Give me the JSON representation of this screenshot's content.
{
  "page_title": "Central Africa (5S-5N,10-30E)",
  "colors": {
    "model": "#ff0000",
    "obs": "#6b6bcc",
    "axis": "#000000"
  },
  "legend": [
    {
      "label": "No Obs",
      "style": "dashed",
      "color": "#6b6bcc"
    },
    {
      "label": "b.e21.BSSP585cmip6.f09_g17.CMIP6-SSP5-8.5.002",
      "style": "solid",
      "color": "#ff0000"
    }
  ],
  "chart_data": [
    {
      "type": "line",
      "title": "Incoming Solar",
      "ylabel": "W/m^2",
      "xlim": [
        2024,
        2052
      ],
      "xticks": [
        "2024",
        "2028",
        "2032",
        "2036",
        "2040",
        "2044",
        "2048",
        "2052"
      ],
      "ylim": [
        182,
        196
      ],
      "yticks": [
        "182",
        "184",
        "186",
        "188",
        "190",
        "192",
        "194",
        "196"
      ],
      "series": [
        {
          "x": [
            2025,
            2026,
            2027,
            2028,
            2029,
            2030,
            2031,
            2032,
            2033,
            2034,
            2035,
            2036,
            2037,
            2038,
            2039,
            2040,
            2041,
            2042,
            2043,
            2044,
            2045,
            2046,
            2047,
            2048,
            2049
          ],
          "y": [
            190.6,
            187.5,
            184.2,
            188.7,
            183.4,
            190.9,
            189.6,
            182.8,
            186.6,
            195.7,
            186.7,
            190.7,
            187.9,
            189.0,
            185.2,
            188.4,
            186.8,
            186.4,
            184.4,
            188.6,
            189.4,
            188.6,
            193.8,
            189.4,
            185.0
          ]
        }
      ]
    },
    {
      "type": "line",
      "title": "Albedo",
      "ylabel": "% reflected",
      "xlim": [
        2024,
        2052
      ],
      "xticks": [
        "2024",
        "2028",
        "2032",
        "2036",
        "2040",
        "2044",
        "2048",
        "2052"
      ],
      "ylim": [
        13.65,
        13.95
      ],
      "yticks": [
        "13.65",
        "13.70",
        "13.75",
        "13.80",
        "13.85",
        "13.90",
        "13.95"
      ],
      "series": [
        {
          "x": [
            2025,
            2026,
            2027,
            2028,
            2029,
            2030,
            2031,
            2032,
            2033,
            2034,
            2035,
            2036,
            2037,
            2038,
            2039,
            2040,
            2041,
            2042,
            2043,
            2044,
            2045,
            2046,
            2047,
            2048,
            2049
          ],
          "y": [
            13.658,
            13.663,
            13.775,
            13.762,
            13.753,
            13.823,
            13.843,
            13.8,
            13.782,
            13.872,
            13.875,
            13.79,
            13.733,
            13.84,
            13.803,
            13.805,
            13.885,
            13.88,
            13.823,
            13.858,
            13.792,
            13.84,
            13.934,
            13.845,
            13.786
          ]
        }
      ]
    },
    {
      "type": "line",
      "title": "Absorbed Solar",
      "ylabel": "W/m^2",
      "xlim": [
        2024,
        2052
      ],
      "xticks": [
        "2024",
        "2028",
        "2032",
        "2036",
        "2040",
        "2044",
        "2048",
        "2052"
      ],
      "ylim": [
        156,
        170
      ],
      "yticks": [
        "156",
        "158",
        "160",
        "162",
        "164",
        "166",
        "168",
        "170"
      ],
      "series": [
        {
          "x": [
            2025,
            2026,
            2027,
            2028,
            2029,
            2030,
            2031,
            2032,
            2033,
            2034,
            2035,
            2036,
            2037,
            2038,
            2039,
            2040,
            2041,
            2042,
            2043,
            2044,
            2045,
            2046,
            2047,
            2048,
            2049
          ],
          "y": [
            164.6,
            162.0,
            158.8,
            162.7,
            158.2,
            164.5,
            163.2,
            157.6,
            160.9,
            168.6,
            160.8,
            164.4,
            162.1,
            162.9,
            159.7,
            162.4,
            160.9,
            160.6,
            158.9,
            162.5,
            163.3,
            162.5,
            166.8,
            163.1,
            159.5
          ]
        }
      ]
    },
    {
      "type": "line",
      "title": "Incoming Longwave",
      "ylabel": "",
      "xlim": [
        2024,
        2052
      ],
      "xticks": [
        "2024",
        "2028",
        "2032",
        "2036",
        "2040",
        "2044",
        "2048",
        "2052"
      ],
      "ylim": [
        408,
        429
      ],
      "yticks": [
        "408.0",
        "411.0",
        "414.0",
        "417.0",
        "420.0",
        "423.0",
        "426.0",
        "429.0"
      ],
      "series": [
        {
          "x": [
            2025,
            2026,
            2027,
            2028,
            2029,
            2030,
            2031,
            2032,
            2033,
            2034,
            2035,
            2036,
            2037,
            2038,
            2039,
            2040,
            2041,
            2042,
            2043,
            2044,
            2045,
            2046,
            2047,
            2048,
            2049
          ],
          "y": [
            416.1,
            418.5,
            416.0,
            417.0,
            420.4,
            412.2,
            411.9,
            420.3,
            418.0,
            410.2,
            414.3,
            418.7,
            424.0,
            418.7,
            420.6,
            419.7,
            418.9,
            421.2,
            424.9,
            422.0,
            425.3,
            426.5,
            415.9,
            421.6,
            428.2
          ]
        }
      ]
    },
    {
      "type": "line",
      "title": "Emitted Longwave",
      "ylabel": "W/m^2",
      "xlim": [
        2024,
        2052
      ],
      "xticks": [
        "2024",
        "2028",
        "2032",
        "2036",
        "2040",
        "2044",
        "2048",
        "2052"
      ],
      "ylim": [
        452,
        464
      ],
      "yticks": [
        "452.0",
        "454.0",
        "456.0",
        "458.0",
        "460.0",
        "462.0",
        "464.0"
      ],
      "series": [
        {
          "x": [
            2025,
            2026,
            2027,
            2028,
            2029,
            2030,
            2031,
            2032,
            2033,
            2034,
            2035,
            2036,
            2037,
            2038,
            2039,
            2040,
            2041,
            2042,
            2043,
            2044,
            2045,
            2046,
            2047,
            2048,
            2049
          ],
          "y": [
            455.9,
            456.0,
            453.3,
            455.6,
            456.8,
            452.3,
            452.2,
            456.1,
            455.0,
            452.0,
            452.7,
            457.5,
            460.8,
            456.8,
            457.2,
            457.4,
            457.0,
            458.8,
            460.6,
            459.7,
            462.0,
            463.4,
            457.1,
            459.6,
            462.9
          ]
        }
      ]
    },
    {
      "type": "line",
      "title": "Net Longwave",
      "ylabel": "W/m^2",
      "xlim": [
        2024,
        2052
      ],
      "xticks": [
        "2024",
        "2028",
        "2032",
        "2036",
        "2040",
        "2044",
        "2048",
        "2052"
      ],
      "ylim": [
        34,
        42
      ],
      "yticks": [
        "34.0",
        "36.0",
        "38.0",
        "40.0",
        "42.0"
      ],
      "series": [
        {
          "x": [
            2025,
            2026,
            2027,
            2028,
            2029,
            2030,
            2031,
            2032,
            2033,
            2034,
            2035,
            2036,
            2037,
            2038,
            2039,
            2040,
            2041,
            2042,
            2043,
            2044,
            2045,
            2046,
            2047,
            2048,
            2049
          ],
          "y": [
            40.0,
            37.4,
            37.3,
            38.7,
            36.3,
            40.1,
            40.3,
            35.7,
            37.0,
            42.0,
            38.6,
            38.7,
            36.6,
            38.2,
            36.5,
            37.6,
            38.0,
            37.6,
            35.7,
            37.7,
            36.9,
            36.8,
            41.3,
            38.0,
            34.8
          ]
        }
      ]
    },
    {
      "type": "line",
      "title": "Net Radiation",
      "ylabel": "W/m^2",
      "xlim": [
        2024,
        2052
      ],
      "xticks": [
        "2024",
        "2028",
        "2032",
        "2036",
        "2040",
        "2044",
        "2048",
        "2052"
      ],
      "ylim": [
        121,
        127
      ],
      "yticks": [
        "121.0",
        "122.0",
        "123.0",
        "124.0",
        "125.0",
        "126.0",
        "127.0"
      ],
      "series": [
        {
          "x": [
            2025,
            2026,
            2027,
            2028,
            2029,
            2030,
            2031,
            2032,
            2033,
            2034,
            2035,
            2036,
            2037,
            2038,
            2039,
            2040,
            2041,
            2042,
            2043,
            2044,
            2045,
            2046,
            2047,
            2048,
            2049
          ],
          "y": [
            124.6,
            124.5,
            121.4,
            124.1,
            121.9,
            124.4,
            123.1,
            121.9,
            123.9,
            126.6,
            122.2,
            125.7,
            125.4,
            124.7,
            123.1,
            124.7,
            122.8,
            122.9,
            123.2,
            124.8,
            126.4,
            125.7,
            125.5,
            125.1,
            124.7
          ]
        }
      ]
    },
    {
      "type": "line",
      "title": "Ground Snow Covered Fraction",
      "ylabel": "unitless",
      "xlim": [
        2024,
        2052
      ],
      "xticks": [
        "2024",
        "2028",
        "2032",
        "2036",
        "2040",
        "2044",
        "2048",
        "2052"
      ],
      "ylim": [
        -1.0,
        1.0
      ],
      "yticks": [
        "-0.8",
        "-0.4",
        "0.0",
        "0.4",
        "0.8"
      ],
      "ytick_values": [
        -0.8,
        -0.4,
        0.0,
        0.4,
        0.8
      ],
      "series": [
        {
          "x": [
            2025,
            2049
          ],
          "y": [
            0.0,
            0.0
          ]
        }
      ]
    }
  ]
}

TASK TO COMPLETE:
Which lines include the word "Incoming"? Copy every one of them.

FINISHED ANSWER:
      "title": "Incoming Solar",
      "title": "Incoming Longwave",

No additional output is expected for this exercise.